**Data listing:**
########################################

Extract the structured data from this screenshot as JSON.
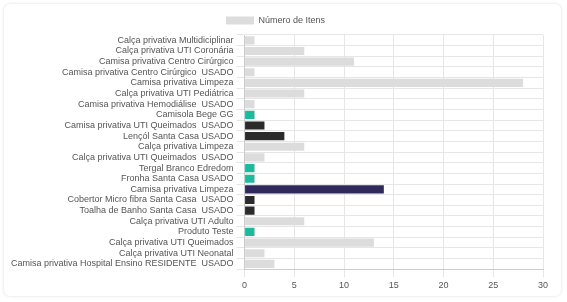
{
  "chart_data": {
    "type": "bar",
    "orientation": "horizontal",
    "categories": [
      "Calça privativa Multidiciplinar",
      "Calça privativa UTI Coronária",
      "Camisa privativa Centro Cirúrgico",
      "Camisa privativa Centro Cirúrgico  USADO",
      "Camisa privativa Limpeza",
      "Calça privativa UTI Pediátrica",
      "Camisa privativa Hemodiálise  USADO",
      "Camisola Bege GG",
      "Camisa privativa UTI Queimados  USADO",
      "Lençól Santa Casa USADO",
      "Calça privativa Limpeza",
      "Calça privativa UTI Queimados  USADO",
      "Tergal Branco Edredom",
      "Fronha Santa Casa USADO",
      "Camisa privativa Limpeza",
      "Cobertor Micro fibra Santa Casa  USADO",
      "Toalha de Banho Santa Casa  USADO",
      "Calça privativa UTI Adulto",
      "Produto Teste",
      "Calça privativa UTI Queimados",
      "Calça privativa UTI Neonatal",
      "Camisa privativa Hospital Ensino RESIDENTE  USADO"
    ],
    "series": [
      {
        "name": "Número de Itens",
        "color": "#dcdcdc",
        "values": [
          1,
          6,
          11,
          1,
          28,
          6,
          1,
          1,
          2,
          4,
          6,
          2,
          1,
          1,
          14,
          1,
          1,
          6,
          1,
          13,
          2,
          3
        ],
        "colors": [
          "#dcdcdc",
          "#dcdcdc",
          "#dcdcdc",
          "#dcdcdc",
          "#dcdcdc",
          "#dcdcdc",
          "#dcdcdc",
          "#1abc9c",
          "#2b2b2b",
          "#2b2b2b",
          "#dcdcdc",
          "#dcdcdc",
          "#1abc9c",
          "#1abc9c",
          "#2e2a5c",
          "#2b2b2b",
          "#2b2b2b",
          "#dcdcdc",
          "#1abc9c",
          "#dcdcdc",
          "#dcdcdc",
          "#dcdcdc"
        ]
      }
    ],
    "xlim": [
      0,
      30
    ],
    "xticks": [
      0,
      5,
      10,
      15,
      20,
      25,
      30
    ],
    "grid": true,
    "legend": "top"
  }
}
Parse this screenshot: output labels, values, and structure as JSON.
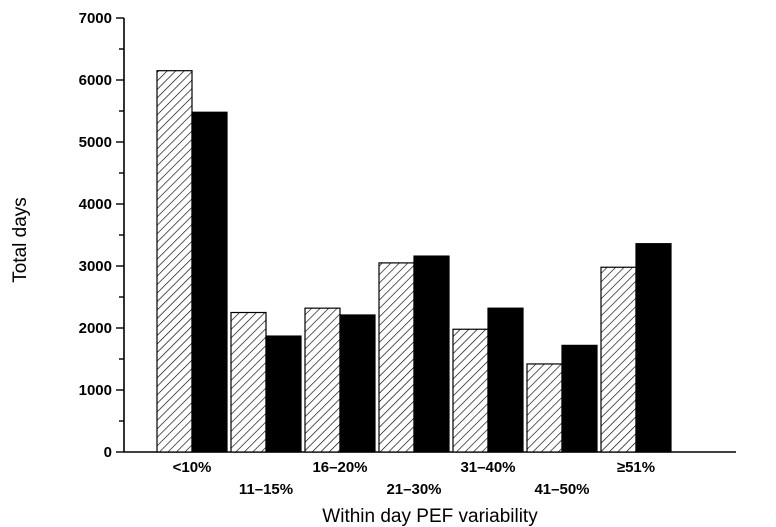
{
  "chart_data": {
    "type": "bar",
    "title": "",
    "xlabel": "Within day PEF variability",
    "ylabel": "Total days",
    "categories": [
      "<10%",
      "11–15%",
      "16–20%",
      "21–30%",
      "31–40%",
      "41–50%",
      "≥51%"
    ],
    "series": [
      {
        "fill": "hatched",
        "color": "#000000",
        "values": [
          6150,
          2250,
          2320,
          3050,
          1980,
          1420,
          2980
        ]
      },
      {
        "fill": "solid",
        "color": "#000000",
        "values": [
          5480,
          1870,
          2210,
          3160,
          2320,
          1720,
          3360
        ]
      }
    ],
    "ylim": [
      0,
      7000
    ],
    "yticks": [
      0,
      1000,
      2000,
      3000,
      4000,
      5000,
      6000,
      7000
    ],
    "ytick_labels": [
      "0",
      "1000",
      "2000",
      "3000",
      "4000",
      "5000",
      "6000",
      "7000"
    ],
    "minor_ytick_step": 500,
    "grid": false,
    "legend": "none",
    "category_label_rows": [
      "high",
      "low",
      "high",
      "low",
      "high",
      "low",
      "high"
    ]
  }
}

########################################

**SHORT EXERCISE:** Find the lines above that include the string "Camisa" and copy them.

**OUTPUT OF THE TASK:**
      "Camisa privativa Centro Cirúrgico",
      "Camisa privativa Centro Cirúrgico  USADO",
      "Camisa privativa Limpeza",
      "Camisa privativa Hemodiálise  USADO",
      "Camisa privativa UTI Queimados  USADO",
      "Camisa privativa Limpeza",
      "Camisa privativa Hospital Ensino RESIDENTE  USADO"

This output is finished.